** begin RECORDS FOR THE EXERCISE **
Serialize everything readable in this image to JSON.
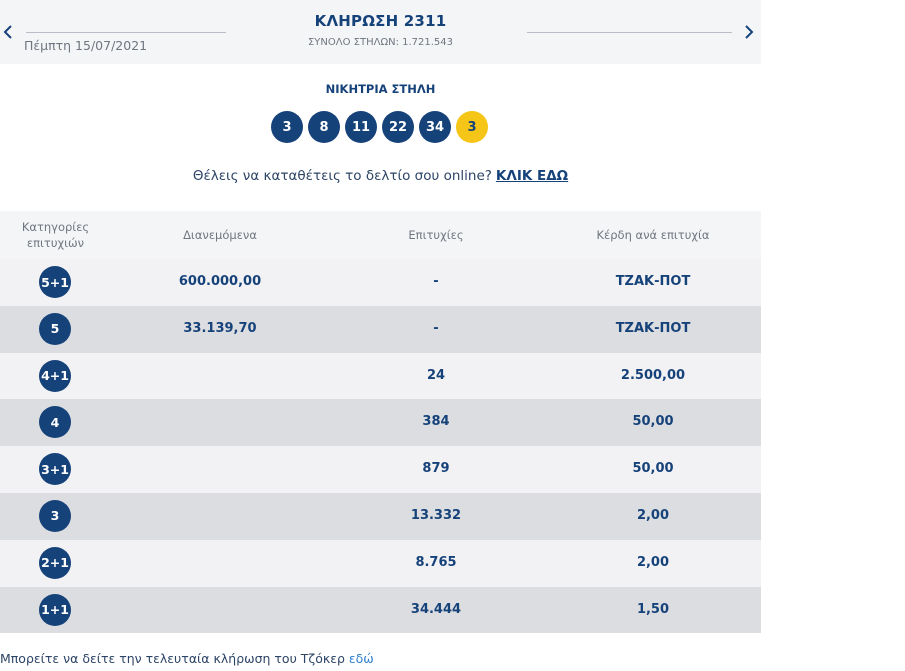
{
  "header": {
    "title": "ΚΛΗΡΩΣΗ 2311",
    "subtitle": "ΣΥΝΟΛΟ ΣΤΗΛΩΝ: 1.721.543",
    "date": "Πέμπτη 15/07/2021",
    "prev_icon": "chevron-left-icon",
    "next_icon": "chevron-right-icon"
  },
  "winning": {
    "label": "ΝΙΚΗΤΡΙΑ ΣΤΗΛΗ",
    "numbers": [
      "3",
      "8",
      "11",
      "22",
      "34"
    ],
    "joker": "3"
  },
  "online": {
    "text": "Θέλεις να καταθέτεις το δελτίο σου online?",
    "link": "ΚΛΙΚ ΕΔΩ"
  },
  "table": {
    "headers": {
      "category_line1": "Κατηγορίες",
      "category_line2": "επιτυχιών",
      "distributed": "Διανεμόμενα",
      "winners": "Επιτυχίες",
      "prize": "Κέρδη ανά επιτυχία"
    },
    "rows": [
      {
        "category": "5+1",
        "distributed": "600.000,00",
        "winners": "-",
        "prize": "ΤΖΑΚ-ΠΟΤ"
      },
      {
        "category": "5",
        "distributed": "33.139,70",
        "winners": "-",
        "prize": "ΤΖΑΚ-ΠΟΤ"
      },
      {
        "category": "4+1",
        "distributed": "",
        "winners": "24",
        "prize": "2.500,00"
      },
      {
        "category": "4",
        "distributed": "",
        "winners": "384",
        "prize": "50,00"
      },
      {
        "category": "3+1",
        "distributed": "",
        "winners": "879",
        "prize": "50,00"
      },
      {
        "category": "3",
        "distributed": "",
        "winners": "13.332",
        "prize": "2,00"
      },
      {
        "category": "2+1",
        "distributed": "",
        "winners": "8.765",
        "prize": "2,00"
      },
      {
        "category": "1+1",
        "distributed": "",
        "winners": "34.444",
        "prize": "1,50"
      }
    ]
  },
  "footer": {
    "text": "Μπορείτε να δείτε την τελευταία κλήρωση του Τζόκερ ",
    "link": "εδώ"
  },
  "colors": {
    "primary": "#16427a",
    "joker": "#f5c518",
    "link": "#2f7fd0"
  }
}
** end RECORDS FOR THE EXERCISE **
** begin RECORDS FOR THE EXERCISE **
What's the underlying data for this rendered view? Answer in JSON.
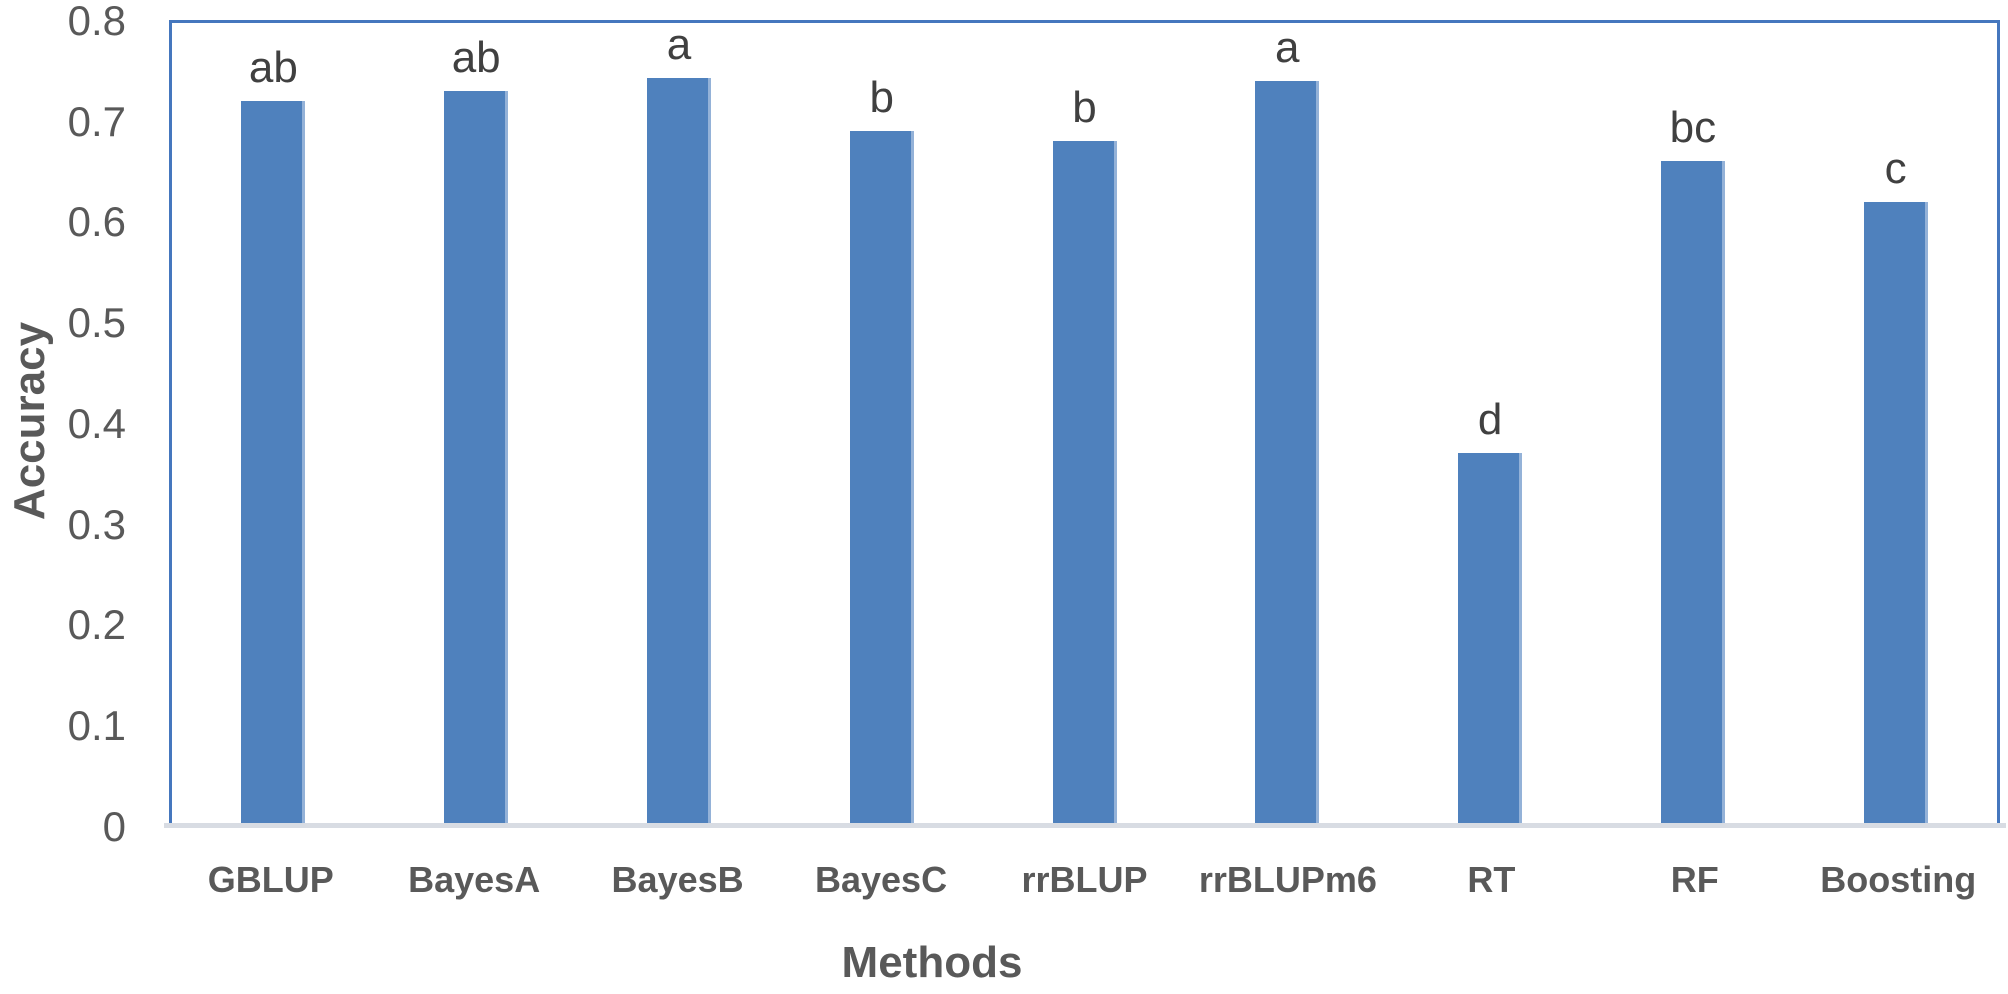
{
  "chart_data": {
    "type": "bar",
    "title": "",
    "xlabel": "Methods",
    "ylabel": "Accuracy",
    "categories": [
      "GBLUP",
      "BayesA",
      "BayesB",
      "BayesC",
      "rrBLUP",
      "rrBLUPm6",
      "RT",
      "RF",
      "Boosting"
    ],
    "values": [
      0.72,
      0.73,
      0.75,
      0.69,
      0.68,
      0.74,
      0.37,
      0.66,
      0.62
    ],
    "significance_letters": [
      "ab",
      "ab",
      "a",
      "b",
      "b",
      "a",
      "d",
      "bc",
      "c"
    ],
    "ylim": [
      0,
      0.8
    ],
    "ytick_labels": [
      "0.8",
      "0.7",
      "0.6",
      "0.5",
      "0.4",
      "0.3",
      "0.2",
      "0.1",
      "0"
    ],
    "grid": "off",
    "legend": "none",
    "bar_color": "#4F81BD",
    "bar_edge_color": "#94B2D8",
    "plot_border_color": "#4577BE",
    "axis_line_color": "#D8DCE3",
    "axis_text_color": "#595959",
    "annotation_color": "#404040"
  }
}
** end RECORDS FOR THE EXERCISE **
** begin RECORDS FOR THE EXERCISE **
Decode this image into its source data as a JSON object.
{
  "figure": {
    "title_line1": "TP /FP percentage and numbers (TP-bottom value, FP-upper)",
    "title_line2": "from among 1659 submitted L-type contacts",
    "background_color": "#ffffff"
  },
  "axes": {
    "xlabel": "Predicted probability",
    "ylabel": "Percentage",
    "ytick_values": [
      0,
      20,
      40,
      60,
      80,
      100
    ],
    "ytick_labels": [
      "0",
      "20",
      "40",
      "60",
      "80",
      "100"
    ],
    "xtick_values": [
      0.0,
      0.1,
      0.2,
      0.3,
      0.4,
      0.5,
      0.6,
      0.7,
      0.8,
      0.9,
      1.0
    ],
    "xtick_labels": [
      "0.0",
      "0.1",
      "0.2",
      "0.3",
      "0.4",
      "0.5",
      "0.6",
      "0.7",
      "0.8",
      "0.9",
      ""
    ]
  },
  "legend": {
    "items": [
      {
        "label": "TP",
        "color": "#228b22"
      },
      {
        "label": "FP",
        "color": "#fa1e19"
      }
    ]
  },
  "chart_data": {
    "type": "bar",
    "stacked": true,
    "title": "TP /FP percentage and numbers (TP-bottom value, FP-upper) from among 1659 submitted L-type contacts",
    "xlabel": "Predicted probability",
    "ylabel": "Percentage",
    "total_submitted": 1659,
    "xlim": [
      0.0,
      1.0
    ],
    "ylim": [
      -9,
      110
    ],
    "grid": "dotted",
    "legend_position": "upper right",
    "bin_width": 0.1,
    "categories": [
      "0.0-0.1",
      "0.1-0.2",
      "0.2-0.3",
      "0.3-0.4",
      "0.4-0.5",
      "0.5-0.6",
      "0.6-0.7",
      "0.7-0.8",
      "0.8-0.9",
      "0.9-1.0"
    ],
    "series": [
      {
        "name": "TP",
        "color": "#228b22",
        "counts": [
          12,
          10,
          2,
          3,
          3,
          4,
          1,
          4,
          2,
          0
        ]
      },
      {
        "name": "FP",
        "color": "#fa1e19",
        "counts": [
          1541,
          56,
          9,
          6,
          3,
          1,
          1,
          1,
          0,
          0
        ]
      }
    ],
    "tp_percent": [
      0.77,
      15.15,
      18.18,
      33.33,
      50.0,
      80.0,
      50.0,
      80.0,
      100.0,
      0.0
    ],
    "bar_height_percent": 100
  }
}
** end RECORDS FOR THE EXERCISE **
• _PROBLEM_
Find all lines with "icon" in them and copy each one.

• _TASK RESULT_
    "prev_icon": "chevron-left-icon",
    "next_icon": "chevron-right-icon"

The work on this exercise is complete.